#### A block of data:
★ ★ ★
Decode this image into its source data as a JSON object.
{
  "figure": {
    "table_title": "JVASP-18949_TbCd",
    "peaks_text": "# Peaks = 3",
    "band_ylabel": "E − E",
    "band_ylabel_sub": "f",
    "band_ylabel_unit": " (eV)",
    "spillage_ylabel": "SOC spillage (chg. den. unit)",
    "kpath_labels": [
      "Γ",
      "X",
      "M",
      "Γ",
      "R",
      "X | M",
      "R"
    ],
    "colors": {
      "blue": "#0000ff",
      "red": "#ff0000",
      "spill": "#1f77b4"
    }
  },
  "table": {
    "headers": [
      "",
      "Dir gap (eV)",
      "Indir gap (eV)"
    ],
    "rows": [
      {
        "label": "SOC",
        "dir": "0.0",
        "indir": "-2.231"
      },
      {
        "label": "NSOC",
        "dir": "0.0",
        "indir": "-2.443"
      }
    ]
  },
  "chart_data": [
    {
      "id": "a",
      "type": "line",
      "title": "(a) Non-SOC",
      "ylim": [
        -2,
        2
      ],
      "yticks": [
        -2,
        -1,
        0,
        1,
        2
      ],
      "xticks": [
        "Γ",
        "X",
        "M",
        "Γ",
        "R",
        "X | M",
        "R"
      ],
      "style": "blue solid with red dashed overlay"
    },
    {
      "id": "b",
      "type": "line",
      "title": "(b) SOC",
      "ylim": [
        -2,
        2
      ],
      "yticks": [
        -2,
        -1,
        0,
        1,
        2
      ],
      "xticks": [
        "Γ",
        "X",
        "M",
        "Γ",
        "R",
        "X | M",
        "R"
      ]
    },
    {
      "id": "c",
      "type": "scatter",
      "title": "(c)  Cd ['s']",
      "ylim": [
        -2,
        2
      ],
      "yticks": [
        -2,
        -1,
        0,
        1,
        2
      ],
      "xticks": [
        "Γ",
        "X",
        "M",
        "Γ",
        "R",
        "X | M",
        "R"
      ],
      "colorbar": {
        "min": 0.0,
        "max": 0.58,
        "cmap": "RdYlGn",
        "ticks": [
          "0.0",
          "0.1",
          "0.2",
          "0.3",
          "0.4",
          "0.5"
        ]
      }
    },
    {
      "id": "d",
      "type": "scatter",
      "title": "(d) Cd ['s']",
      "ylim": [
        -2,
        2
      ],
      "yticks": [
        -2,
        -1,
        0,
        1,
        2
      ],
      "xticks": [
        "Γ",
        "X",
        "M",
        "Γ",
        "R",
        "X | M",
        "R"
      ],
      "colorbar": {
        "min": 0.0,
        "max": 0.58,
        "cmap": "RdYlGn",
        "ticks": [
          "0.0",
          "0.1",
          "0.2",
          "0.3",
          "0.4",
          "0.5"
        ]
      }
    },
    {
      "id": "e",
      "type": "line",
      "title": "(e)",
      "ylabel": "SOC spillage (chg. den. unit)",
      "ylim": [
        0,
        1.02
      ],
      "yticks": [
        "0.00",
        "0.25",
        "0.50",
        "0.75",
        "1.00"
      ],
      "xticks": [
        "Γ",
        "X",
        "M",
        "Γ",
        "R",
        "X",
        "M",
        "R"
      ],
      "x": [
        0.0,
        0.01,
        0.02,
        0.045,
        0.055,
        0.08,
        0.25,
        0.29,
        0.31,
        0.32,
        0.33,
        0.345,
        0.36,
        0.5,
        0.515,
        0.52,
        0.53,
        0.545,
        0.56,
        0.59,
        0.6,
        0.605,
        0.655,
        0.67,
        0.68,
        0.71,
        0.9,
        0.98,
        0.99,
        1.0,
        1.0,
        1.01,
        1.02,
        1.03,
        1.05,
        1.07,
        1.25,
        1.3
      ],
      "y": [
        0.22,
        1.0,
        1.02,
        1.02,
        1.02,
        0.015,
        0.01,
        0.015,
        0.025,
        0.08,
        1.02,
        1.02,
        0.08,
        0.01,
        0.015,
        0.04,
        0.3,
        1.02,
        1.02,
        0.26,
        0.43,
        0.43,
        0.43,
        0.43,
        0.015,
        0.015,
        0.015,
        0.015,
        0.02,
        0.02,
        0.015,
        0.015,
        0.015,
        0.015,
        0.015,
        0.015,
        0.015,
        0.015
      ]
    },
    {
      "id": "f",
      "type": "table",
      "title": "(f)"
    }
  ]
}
★ ★ ★
#### Aim:
Find all lines where the word "spillage" appears. Copy them.

#### Output of the exercise:
    "spillage_ylabel": "SOC spillage (chg. den. unit)",
      "ylabel": "SOC spillage (chg. den. unit)",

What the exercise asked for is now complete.